**EXERCISE MATERIALS:**
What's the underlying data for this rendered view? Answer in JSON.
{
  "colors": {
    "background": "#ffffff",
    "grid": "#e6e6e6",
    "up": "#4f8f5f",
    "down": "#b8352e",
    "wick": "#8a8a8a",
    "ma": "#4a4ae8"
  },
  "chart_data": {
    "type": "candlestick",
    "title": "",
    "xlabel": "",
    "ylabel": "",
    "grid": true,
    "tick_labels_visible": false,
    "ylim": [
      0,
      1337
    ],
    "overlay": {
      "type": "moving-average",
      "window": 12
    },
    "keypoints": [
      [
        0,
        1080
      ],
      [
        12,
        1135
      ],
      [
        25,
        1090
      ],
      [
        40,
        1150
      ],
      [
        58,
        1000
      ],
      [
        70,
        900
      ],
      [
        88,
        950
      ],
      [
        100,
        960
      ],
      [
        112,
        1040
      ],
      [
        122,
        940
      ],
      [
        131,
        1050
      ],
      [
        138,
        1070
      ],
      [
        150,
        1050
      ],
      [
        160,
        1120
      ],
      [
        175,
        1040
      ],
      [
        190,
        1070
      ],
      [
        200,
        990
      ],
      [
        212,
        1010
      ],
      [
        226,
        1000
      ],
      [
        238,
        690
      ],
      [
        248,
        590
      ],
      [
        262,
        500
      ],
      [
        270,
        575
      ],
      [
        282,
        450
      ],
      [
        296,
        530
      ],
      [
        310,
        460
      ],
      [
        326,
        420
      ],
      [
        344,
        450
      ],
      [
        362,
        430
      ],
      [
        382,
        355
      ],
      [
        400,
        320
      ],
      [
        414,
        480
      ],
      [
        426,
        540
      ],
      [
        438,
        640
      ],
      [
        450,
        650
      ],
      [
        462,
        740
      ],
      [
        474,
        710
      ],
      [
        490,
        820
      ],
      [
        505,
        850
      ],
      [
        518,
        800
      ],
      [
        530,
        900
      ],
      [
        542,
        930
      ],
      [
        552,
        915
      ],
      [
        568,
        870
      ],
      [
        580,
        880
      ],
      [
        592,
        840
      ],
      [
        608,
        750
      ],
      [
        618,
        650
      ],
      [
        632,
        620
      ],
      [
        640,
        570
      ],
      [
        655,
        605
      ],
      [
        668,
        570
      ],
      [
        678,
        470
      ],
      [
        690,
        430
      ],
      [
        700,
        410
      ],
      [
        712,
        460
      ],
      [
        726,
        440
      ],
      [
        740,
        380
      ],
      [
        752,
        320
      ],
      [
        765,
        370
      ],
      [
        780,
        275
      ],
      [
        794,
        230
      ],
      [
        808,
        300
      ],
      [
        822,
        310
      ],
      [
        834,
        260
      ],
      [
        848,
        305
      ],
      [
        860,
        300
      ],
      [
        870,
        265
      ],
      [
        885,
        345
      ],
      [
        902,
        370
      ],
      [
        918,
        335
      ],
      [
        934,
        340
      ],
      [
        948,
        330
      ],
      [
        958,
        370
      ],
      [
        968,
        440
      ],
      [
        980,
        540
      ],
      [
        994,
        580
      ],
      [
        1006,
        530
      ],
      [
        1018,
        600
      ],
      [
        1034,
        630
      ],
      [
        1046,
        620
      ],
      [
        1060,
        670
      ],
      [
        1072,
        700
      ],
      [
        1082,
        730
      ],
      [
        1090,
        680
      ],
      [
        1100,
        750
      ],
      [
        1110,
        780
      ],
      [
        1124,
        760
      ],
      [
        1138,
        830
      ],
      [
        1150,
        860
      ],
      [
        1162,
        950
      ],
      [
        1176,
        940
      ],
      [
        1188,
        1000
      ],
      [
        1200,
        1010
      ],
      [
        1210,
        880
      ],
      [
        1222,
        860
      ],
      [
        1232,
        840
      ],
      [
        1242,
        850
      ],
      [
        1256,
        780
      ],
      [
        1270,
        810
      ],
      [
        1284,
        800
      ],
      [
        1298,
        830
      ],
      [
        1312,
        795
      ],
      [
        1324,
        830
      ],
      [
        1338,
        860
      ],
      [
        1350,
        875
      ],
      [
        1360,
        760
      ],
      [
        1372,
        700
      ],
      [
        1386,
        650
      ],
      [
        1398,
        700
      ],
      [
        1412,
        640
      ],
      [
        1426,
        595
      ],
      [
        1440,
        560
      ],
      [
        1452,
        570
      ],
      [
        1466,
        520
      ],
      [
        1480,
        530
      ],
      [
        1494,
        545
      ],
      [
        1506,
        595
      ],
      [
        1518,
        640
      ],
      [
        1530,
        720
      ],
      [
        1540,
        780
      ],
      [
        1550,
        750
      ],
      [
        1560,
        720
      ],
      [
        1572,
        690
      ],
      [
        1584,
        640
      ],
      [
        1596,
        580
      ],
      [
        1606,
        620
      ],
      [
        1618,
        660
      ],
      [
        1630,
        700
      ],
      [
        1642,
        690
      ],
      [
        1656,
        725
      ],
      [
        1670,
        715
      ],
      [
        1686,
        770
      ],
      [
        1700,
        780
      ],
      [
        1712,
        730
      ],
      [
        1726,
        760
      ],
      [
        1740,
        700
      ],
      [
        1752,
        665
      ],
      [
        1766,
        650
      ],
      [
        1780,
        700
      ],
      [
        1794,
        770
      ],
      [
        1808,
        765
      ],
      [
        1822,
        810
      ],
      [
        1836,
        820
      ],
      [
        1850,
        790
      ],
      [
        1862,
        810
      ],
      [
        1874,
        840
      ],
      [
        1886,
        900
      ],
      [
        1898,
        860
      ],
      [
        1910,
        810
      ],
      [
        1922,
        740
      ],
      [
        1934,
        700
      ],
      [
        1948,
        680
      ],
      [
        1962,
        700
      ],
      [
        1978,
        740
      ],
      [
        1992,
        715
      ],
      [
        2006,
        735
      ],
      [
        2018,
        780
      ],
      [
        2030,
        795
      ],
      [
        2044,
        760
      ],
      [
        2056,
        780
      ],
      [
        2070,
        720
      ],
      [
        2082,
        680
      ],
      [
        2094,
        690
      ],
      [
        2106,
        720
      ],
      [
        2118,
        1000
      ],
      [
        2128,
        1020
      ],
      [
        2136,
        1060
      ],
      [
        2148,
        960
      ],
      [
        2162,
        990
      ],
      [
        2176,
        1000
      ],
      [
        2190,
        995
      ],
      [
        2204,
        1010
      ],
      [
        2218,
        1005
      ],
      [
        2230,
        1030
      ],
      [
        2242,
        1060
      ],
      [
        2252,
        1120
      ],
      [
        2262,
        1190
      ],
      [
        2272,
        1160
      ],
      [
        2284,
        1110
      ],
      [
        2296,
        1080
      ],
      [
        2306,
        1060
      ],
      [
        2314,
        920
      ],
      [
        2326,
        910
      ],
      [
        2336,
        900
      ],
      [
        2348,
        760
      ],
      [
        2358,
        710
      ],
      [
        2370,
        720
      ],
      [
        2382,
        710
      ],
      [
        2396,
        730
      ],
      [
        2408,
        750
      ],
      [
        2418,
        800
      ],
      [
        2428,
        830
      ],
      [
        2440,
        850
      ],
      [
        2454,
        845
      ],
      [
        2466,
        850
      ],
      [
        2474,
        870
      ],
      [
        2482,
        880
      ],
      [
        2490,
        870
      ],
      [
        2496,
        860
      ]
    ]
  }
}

**WHAT IS NEEDED:** Copy out the material word for word and line for line.

**RESULT FOR THIS EXERCISE:**
What's the underlying data for this rendered view? Answer in JSON.
{
  "colors": {
    "background": "#ffffff",
    "grid": "#e6e6e6",
    "up": "#4f8f5f",
    "down": "#b8352e",
    "wick": "#8a8a8a",
    "ma": "#4a4ae8"
  },
  "chart_data": {
    "type": "candlestick",
    "title": "",
    "xlabel": "",
    "ylabel": "",
    "grid": true,
    "tick_labels_visible": false,
    "ylim": [
      0,
      1337
    ],
    "overlay": {
      "type": "moving-average",
      "window": 12
    },
    "keypoints": [
      [
        0,
        1080
      ],
      [
        12,
        1135
      ],
      [
        25,
        1090
      ],
      [
        40,
        1150
      ],
      [
        58,
        1000
      ],
      [
        70,
        900
      ],
      [
        88,
        950
      ],
      [
        100,
        960
      ],
      [
        112,
        1040
      ],
      [
        122,
        940
      ],
      [
        131,
        1050
      ],
      [
        138,
        1070
      ],
      [
        150,
        1050
      ],
      [
        160,
        1120
      ],
      [
        175,
        1040
      ],
      [
        190,
        1070
      ],
      [
        200,
        990
      ],
      [
        212,
        1010
      ],
      [
        226,
        1000
      ],
      [
        238,
        690
      ],
      [
        248,
        590
      ],
      [
        262,
        500
      ],
      [
        270,
        575
      ],
      [
        282,
        450
      ],
      [
        296,
        530
      ],
      [
        310,
        460
      ],
      [
        326,
        420
      ],
      [
        344,
        450
      ],
      [
        362,
        430
      ],
      [
        382,
        355
      ],
      [
        400,
        320
      ],
      [
        414,
        480
      ],
      [
        426,
        540
      ],
      [
        438,
        640
      ],
      [
        450,
        650
      ],
      [
        462,
        740
      ],
      [
        474,
        710
      ],
      [
        490,
        820
      ],
      [
        505,
        850
      ],
      [
        518,
        800
      ],
      [
        530,
        900
      ],
      [
        542,
        930
      ],
      [
        552,
        915
      ],
      [
        568,
        870
      ],
      [
        580,
        880
      ],
      [
        592,
        840
      ],
      [
        608,
        750
      ],
      [
        618,
        650
      ],
      [
        632,
        620
      ],
      [
        640,
        570
      ],
      [
        655,
        605
      ],
      [
        668,
        570
      ],
      [
        678,
        470
      ],
      [
        690,
        430
      ],
      [
        700,
        410
      ],
      [
        712,
        460
      ],
      [
        726,
        440
      ],
      [
        740,
        380
      ],
      [
        752,
        320
      ],
      [
        765,
        370
      ],
      [
        780,
        275
      ],
      [
        794,
        230
      ],
      [
        808,
        300
      ],
      [
        822,
        310
      ],
      [
        834,
        260
      ],
      [
        848,
        305
      ],
      [
        860,
        300
      ],
      [
        870,
        265
      ],
      [
        885,
        345
      ],
      [
        902,
        370
      ],
      [
        918,
        335
      ],
      [
        934,
        340
      ],
      [
        948,
        330
      ],
      [
        958,
        370
      ],
      [
        968,
        440
      ],
      [
        980,
        540
      ],
      [
        994,
        580
      ],
      [
        1006,
        530
      ],
      [
        1018,
        600
      ],
      [
        1034,
        630
      ],
      [
        1046,
        620
      ],
      [
        1060,
        670
      ],
      [
        1072,
        700
      ],
      [
        1082,
        730
      ],
      [
        1090,
        680
      ],
      [
        1100,
        750
      ],
      [
        1110,
        780
      ],
      [
        1124,
        760
      ],
      [
        1138,
        830
      ],
      [
        1150,
        860
      ],
      [
        1162,
        950
      ],
      [
        1176,
        940
      ],
      [
        1188,
        1000
      ],
      [
        1200,
        1010
      ],
      [
        1210,
        880
      ],
      [
        1222,
        860
      ],
      [
        1232,
        840
      ],
      [
        1242,
        850
      ],
      [
        1256,
        780
      ],
      [
        1270,
        810
      ],
      [
        1284,
        800
      ],
      [
        1298,
        830
      ],
      [
        1312,
        795
      ],
      [
        1324,
        830
      ],
      [
        1338,
        860
      ],
      [
        1350,
        875
      ],
      [
        1360,
        760
      ],
      [
        1372,
        700
      ],
      [
        1386,
        650
      ],
      [
        1398,
        700
      ],
      [
        1412,
        640
      ],
      [
        1426,
        595
      ],
      [
        1440,
        560
      ],
      [
        1452,
        570
      ],
      [
        1466,
        520
      ],
      [
        1480,
        530
      ],
      [
        1494,
        545
      ],
      [
        1506,
        595
      ],
      [
        1518,
        640
      ],
      [
        1530,
        720
      ],
      [
        1540,
        780
      ],
      [
        1550,
        750
      ],
      [
        1560,
        720
      ],
      [
        1572,
        690
      ],
      [
        1584,
        640
      ],
      [
        1596,
        580
      ],
      [
        1606,
        620
      ],
      [
        1618,
        660
      ],
      [
        1630,
        700
      ],
      [
        1642,
        690
      ],
      [
        1656,
        725
      ],
      [
        1670,
        715
      ],
      [
        1686,
        770
      ],
      [
        1700,
        780
      ],
      [
        1712,
        730
      ],
      [
        1726,
        760
      ],
      [
        1740,
        700
      ],
      [
        1752,
        665
      ],
      [
        1766,
        650
      ],
      [
        1780,
        700
      ],
      [
        1794,
        770
      ],
      [
        1808,
        765
      ],
      [
        1822,
        810
      ],
      [
        1836,
        820
      ],
      [
        1850,
        790
      ],
      [
        1862,
        810
      ],
      [
        1874,
        840
      ],
      [
        1886,
        900
      ],
      [
        1898,
        860
      ],
      [
        1910,
        810
      ],
      [
        1922,
        740
      ],
      [
        1934,
        700
      ],
      [
        1948,
        680
      ],
      [
        1962,
        700
      ],
      [
        1978,
        740
      ],
      [
        1992,
        715
      ],
      [
        2006,
        735
      ],
      [
        2018,
        780
      ],
      [
        2030,
        795
      ],
      [
        2044,
        760
      ],
      [
        2056,
        780
      ],
      [
        2070,
        720
      ],
      [
        2082,
        680
      ],
      [
        2094,
        690
      ],
      [
        2106,
        720
      ],
      [
        2118,
        1000
      ],
      [
        2128,
        1020
      ],
      [
        2136,
        1060
      ],
      [
        2148,
        960
      ],
      [
        2162,
        990
      ],
      [
        2176,
        1000
      ],
      [
        2190,
        995
      ],
      [
        2204,
        1010
      ],
      [
        2218,
        1005
      ],
      [
        2230,
        1030
      ],
      [
        2242,
        1060
      ],
      [
        2252,
        1120
      ],
      [
        2262,
        1190
      ],
      [
        2272,
        1160
      ],
      [
        2284,
        1110
      ],
      [
        2296,
        1080
      ],
      [
        2306,
        1060
      ],
      [
        2314,
        920
      ],
      [
        2326,
        910
      ],
      [
        2336,
        900
      ],
      [
        2348,
        760
      ],
      [
        2358,
        710
      ],
      [
        2370,
        720
      ],
      [
        2382,
        710
      ],
      [
        2396,
        730
      ],
      [
        2408,
        750
      ],
      [
        2418,
        800
      ],
      [
        2428,
        830
      ],
      [
        2440,
        850
      ],
      [
        2454,
        845
      ],
      [
        2466,
        850
      ],
      [
        2474,
        870
      ],
      [
        2482,
        880
      ],
      [
        2490,
        870
      ],
      [
        2496,
        860
      ]
    ]
  }
}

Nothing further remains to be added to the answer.